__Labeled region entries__
################

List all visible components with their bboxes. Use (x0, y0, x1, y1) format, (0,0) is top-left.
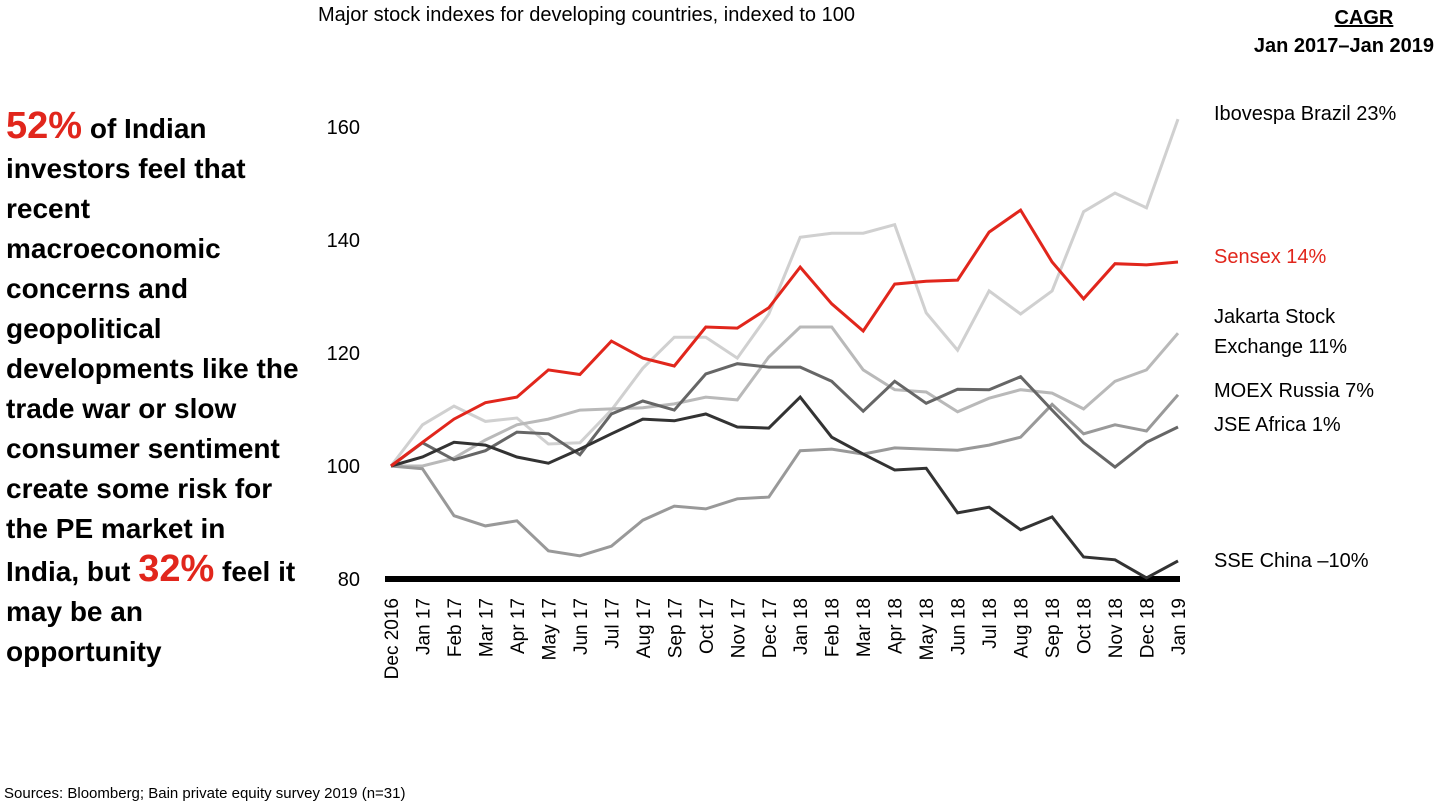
x-tick-label: Sep 18 (1043, 598, 1064, 658)
series-line-jse-africa (390, 362, 1179, 470)
series-label-sse-china: SSE China –10% (1214, 550, 1369, 572)
x-tick-label: Feb 18 (823, 598, 844, 657)
headline-callout: 52% of Indian investors feel that recent… (6, 106, 306, 672)
x-tick-label: Oct 18 (1075, 598, 1096, 654)
series-label-moex-russia: MOEX Russia 7% (1214, 380, 1374, 402)
cagr-title: CAGR (1334, 7, 1394, 29)
x-tick-label: Jun 18 (949, 598, 970, 655)
x-tick-label: Feb 17 (445, 598, 466, 657)
series-label-jakarta-stock-exchange: Exchange 11% (1214, 336, 1347, 358)
y-axis-ticks: 80 100 120 140 160 (327, 117, 360, 591)
y-tick-label: 100 (327, 456, 360, 478)
x-tick-label: Mar 18 (854, 598, 875, 657)
x-tick-label: Aug 18 (1012, 598, 1033, 658)
x-tick-label: Sep 17 (665, 598, 686, 658)
x-tick-label: Oct 17 (697, 598, 718, 654)
y-tick-label: 160 (327, 117, 360, 139)
x-tick-label: Jul 17 (602, 598, 623, 649)
source-note: Sources: Bloomberg; Bain private equity … (4, 785, 406, 802)
x-tick-label: Mar 17 (476, 598, 497, 657)
y-tick-label: 140 (327, 230, 360, 252)
series-label-jakarta-stock-exchange: Jakarta Stock (1214, 306, 1336, 328)
series-line-sse-china (390, 394, 1179, 580)
headline-text-2: feel it may be an opportunity (6, 556, 296, 667)
y-tick-label: 80 (338, 569, 360, 591)
series-labels: Ibovespa Brazil 23% Sensex 14% Jakarta Sto… (1214, 103, 1397, 572)
chart-title: Major stock indexes for developing count… (318, 4, 855, 26)
x-tick-label: Nov 18 (1106, 598, 1127, 658)
headline-text-1: of Indian investors feel that recent mac… (6, 113, 299, 587)
x-tick-label: Nov 17 (728, 598, 749, 658)
series-line-jakarta-stock-exchange (391, 325, 1180, 468)
x-tick-label: Jan 19 (1169, 598, 1190, 655)
x-tick-label: Jan 18 (791, 598, 812, 655)
x-tick-label: Jul 18 (980, 598, 1001, 649)
x-tick-label: May 18 (917, 598, 938, 660)
cagr-range: Jan 2017–Jan 2019 (1253, 35, 1434, 57)
series-lines (389, 118, 1180, 580)
x-tick-label: May 17 (539, 598, 560, 660)
series-label-jse-africa: JSE Africa 1% (1214, 414, 1341, 436)
series-line-sensex (390, 207, 1179, 468)
x-tick-label: Apr 18 (886, 598, 907, 654)
y-tick-label: 120 (327, 343, 360, 365)
cagr-header: CAGR Jan 2017–Jan 2019 (1254, 4, 1434, 60)
x-tick-label: Dec 17 (760, 598, 781, 658)
series-label-sensex: Sensex 14% (1214, 246, 1327, 268)
x-tick-label: Aug 17 (634, 598, 655, 658)
x-tick-label: Dec 2016 (382, 598, 403, 679)
series-label-ibovespa-brazil: Ibovespa Brazil 23% (1214, 103, 1397, 125)
headline-pct-risk: 52% (6, 105, 83, 147)
x-tick-label: Jan 17 (413, 598, 434, 655)
x-tick-label: Dec 18 (1138, 598, 1159, 658)
x-tick-label: Jun 17 (571, 598, 592, 655)
x-axis-ticks: Dec 2016 Jan 17 Feb 17 Mar 17 Apr 17 May 17 Ju… (382, 598, 1190, 679)
headline-pct-opportunity: 32% (138, 548, 215, 590)
series-line-moex-russia (390, 393, 1180, 558)
x-tick-label: Apr 17 (508, 598, 529, 654)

################

Return the stretch of lines from the one containing "x-tick-label: Sep 18 (1043, 598, 1064, 658)" through the one containing "x-tick-label: Oct 18 (1075, 598, 1096, 654)", both included, copying each line exactly.

x-tick-label: Sep 18 (1043, 598, 1064, 658)
series-line-jse-africa (390, 362, 1179, 470)
series-label-sse-china: SSE China –10% (1214, 550, 1369, 572)
x-tick-label: Feb 18 (823, 598, 844, 657)
headline-callout: 52% of Indian investors feel that recent… (6, 106, 306, 672)
x-tick-label: Oct 18 (1075, 598, 1096, 654)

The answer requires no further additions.